- Extract provided -
--- begin ---
Watching the documentary, I felt sick to my stomach. This was not a movie. The people shown were not actors and actresses. These were fellow Nigerians. This was real life between 1966 and 1970 in Eastern Nigeria when, as a young boy, I enjoyed the relative safety of my parents’ home in the Northern city of Zaria. I have since asked myself the question: if those people in the documentary had been Yoruba people; if the footage had been that of the outskirts of Ibadan, would I forgive those that unleashed such pain and degradation on my people? The answer, to tell the truth, has always been an emphatic “No.”

I know that the argument can probably be made that in war you do what you have to do to win. After all, the United States dropped the atomic bomb on Hiroshima and Nagasaki, knowing full well the extent of havoc it would wreak. But that was a war with foreign people – the Japanese – who shared nothing in culture with the Americans. The Igbos were (and of course, still are) brothers and sisters to the rest of Nigerians.

The pain that is inflicted on the Igbo people has continued unabated with the recent one being the wholesale massacre of Igbo people which was carried out in the North under the guise of the so-called reaction to the prophet Mohammed cartoons. News reports claimed that they killed “Christians” in the North. Rubbish. They did not kill any Yoruba Christian in the North, unless one was mistaken for Igbo. And there probably were more Yoruba Christians than there were Igbo Christians in Northern Nigeria. They killed only those that looked like they were Igbo.
--- end ---
- Written request -
In the excerpt on the Igbo people, why does the writer call "Rubbish" the news reports that the Northern killings targeted "Christians"? Answer in one to three sentences.

- Dataset excerpts -
--- begin ---
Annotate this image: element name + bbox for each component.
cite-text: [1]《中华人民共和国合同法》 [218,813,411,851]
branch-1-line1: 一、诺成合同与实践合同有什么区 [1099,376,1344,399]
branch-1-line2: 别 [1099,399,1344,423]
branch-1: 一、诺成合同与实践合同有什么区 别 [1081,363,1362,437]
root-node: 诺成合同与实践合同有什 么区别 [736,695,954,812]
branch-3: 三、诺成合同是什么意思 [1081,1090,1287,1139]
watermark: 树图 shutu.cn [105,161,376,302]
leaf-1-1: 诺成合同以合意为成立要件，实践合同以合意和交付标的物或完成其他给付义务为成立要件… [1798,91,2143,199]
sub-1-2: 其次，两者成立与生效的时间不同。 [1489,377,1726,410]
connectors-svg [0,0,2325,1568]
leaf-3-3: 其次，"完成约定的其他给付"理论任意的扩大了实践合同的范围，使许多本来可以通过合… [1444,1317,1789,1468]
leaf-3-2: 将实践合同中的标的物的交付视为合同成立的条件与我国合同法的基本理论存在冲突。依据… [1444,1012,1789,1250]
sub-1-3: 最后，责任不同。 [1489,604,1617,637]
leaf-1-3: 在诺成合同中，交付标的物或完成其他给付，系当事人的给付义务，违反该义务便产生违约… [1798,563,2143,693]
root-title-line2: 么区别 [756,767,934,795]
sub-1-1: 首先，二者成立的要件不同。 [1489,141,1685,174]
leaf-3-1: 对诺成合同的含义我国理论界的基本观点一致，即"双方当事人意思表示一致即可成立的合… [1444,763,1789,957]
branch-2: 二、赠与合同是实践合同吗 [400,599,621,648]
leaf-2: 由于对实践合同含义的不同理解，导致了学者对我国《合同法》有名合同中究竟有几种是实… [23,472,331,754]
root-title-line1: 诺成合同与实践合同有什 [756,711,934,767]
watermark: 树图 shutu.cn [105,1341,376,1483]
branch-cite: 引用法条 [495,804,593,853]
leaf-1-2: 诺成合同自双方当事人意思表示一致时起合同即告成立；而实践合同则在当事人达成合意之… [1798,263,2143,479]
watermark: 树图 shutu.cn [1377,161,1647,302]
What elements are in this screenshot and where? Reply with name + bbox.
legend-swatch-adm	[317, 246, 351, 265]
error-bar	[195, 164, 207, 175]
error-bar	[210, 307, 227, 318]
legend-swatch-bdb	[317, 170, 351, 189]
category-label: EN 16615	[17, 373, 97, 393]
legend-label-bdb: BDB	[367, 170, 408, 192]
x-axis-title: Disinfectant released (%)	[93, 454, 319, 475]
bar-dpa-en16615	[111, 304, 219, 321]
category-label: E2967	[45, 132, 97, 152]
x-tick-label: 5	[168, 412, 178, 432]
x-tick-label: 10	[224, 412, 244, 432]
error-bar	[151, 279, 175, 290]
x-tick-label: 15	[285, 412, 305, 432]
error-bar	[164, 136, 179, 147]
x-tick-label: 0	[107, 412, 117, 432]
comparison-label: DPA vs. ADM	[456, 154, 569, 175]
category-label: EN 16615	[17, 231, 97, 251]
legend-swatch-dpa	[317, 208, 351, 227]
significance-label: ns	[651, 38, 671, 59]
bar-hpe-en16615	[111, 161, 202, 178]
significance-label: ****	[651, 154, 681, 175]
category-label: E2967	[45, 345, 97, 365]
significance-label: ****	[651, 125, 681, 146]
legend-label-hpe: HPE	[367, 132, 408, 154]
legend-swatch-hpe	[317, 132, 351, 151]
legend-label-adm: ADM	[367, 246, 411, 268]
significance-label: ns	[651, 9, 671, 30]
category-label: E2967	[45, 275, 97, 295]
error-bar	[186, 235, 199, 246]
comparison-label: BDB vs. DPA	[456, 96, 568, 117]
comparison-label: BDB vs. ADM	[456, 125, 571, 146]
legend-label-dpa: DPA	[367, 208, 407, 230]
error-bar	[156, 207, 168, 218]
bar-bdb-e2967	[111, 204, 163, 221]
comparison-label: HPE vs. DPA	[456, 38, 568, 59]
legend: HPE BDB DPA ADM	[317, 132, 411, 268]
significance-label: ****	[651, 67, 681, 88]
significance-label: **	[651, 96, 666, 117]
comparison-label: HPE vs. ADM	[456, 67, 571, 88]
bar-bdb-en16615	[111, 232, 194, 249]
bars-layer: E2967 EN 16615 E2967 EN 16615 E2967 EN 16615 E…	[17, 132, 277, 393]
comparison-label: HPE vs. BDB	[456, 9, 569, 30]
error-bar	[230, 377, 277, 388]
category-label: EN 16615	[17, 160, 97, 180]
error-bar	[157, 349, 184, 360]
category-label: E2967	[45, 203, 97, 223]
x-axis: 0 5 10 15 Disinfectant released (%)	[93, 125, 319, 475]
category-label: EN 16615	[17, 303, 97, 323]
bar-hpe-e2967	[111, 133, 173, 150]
--- end ---
- Written reply -
No Yoruba Christian in the North was killed unless mistaken for Igbo, even though Yoruba Christians there probably outnumbered Igbo Christians. The killers targeted only those who looked Igbo.